(The problem) Your task is to repeat the entries exactly. Leave the pictures out.

* BEGIN *

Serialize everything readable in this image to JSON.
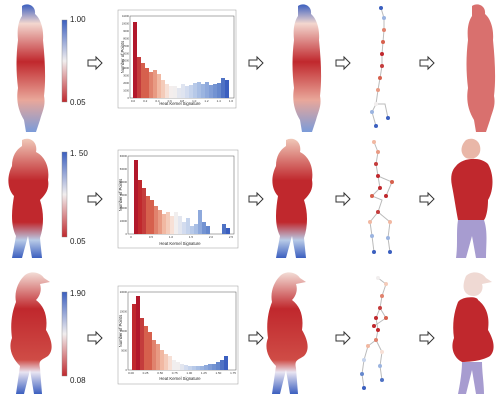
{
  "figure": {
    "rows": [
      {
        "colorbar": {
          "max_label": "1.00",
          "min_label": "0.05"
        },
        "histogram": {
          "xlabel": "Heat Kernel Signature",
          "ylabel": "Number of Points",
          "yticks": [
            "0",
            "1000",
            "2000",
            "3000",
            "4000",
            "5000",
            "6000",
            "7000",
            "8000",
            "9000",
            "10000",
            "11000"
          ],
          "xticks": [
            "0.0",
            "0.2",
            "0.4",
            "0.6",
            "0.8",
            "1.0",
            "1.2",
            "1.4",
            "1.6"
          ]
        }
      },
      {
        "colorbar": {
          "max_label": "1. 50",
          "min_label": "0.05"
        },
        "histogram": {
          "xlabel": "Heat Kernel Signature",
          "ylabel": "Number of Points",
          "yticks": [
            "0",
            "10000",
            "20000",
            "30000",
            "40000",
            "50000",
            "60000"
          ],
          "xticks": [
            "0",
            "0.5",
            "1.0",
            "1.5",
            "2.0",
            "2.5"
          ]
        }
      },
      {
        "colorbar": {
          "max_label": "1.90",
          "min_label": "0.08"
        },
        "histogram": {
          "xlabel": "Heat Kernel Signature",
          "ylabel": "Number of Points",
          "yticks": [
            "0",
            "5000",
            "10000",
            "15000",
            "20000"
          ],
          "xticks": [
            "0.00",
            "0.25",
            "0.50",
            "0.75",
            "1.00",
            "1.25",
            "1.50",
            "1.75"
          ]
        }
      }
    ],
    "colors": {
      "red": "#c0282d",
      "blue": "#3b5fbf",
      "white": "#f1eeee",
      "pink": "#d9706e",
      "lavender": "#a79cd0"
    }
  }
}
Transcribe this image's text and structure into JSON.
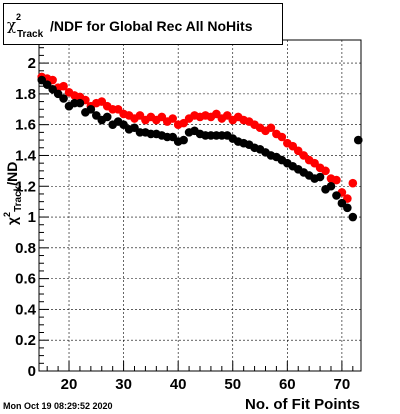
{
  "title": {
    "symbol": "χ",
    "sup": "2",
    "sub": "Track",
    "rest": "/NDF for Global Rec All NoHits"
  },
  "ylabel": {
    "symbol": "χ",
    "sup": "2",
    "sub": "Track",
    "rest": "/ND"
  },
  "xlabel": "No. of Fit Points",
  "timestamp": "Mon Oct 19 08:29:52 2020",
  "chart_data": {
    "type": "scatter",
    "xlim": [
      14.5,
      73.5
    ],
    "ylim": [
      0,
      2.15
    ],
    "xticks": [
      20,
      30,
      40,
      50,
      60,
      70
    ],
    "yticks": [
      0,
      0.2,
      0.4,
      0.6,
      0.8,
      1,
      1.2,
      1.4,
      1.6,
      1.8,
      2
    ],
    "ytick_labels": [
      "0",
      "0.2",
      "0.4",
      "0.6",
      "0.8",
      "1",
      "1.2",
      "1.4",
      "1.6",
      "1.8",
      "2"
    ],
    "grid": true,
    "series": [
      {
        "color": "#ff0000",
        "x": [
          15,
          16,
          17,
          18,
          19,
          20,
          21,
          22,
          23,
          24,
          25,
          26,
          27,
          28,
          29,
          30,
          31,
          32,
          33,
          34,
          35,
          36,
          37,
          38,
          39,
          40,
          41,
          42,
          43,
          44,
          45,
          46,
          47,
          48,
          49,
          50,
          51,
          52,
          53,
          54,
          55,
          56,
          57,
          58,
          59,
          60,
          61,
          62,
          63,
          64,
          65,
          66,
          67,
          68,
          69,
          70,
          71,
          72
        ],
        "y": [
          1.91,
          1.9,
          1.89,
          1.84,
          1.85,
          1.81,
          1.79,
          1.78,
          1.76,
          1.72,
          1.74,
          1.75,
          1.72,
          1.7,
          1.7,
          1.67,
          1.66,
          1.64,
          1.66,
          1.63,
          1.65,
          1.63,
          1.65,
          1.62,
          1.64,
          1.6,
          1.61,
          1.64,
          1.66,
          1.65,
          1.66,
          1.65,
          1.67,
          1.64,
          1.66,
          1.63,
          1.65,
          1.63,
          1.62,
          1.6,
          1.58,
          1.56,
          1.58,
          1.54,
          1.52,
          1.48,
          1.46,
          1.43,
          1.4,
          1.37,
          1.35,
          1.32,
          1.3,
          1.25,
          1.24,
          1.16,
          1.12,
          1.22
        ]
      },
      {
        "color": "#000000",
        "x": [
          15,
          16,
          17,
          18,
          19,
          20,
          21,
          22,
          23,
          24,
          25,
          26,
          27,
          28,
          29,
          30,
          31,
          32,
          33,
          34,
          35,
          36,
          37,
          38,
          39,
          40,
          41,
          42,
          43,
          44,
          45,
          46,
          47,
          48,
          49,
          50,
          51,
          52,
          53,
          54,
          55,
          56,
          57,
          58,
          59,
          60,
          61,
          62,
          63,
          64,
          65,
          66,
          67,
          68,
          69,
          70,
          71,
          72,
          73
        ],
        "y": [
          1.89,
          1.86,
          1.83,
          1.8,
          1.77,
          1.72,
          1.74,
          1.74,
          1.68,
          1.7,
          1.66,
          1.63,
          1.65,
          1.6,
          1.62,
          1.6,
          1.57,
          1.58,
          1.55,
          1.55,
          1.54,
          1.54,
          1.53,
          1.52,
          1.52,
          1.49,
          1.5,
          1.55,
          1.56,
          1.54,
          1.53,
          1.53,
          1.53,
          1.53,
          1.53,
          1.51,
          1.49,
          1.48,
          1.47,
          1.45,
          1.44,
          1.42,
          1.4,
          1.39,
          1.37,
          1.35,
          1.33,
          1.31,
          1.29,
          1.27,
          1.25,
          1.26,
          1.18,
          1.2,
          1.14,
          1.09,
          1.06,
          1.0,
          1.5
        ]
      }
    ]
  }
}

* END *

(Result)
Serialize everything readable in this image to JSON.
{
  "figure": {
    "rows": [
      {
        "colorbar": {
          "max_label": "1.00",
          "min_label": "0.05"
        },
        "histogram": {
          "xlabel": "Heat Kernel Signature",
          "ylabel": "Number of Points",
          "yticks": [
            "0",
            "1000",
            "2000",
            "3000",
            "4000",
            "5000",
            "6000",
            "7000",
            "8000",
            "9000",
            "10000",
            "11000"
          ],
          "xticks": [
            "0.0",
            "0.2",
            "0.4",
            "0.6",
            "0.8",
            "1.0",
            "1.2",
            "1.4",
            "1.6"
          ]
        }
      },
      {
        "colorbar": {
          "max_label": "1. 50",
          "min_label": "0.05"
        },
        "histogram": {
          "xlabel": "Heat Kernel Signature",
          "ylabel": "Number of Points",
          "yticks": [
            "0",
            "10000",
            "20000",
            "30000",
            "40000",
            "50000",
            "60000"
          ],
          "xticks": [
            "0",
            "0.5",
            "1.0",
            "1.5",
            "2.0",
            "2.5"
          ]
        }
      },
      {
        "colorbar": {
          "max_label": "1.90",
          "min_label": "0.08"
        },
        "histogram": {
          "xlabel": "Heat Kernel Signature",
          "ylabel": "Number of Points",
          "yticks": [
            "0",
            "5000",
            "10000",
            "15000",
            "20000"
          ],
          "xticks": [
            "0.00",
            "0.25",
            "0.50",
            "0.75",
            "1.00",
            "1.25",
            "1.50",
            "1.75"
          ]
        }
      }
    ],
    "colors": {
      "red": "#c0282d",
      "blue": "#3b5fbf",
      "white": "#f1eeee",
      "pink": "#d9706e",
      "lavender": "#a79cd0"
    }
  }
}
Transcribe this image's text and structure into JSON.
{
  "title": {
    "symbol": "χ",
    "sup": "2",
    "sub": "Track",
    "rest": "/NDF for Global Rec All NoHits"
  },
  "ylabel": {
    "symbol": "χ",
    "sup": "2",
    "sub": "Track",
    "rest": "/ND"
  },
  "xlabel": "No. of Fit Points",
  "timestamp": "Mon Oct 19 08:29:52 2020",
  "chart_data": {
    "type": "scatter",
    "xlim": [
      14.5,
      73.5
    ],
    "ylim": [
      0,
      2.15
    ],
    "xticks": [
      20,
      30,
      40,
      50,
      60,
      70
    ],
    "yticks": [
      0,
      0.2,
      0.4,
      0.6,
      0.8,
      1,
      1.2,
      1.4,
      1.6,
      1.8,
      2
    ],
    "ytick_labels": [
      "0",
      "0.2",
      "0.4",
      "0.6",
      "0.8",
      "1",
      "1.2",
      "1.4",
      "1.6",
      "1.8",
      "2"
    ],
    "grid": true,
    "series": [
      {
        "color": "#ff0000",
        "x": [
          15,
          16,
          17,
          18,
          19,
          20,
          21,
          22,
          23,
          24,
          25,
          26,
          27,
          28,
          29,
          30,
          31,
          32,
          33,
          34,
          35,
          36,
          37,
          38,
          39,
          40,
          41,
          42,
          43,
          44,
          45,
          46,
          47,
          48,
          49,
          50,
          51,
          52,
          53,
          54,
          55,
          56,
          57,
          58,
          59,
          60,
          61,
          62,
          63,
          64,
          65,
          66,
          67,
          68,
          69,
          70,
          71,
          72
        ],
        "y": [
          1.91,
          1.9,
          1.89,
          1.84,
          1.85,
          1.81,
          1.79,
          1.78,
          1.76,
          1.72,
          1.74,
          1.75,
          1.72,
          1.7,
          1.7,
          1.67,
          1.66,
          1.64,
          1.66,
          1.63,
          1.65,
          1.63,
          1.65,
          1.62,
          1.64,
          1.6,
          1.61,
          1.64,
          1.66,
          1.65,
          1.66,
          1.65,
          1.67,
          1.64,
          1.66,
          1.63,
          1.65,
          1.63,
          1.62,
          1.6,
          1.58,
          1.56,
          1.58,
          1.54,
          1.52,
          1.48,
          1.46,
          1.43,
          1.4,
          1.37,
          1.35,
          1.32,
          1.3,
          1.25,
          1.24,
          1.16,
          1.12,
          1.22
        ]
      },
      {
        "color": "#000000",
        "x": [
          15,
          16,
          17,
          18,
          19,
          20,
          21,
          22,
          23,
          24,
          25,
          26,
          27,
          28,
          29,
          30,
          31,
          32,
          33,
          34,
          35,
          36,
          37,
          38,
          39,
          40,
          41,
          42,
          43,
          44,
          45,
          46,
          47,
          48,
          49,
          50,
          51,
          52,
          53,
          54,
          55,
          56,
          57,
          58,
          59,
          60,
          61,
          62,
          63,
          64,
          65,
          66,
          67,
          68,
          69,
          70,
          71,
          72,
          73
        ],
        "y": [
          1.89,
          1.86,
          1.83,
          1.8,
          1.77,
          1.72,
          1.74,
          1.74,
          1.68,
          1.7,
          1.66,
          1.63,
          1.65,
          1.6,
          1.62,
          1.6,
          1.57,
          1.58,
          1.55,
          1.55,
          1.54,
          1.54,
          1.53,
          1.52,
          1.52,
          1.49,
          1.5,
          1.55,
          1.56,
          1.54,
          1.53,
          1.53,
          1.53,
          1.53,
          1.53,
          1.51,
          1.49,
          1.48,
          1.47,
          1.45,
          1.44,
          1.42,
          1.4,
          1.39,
          1.37,
          1.35,
          1.33,
          1.31,
          1.29,
          1.27,
          1.25,
          1.26,
          1.18,
          1.2,
          1.14,
          1.09,
          1.06,
          1.0,
          1.5
        ]
      }
    ]
  }
}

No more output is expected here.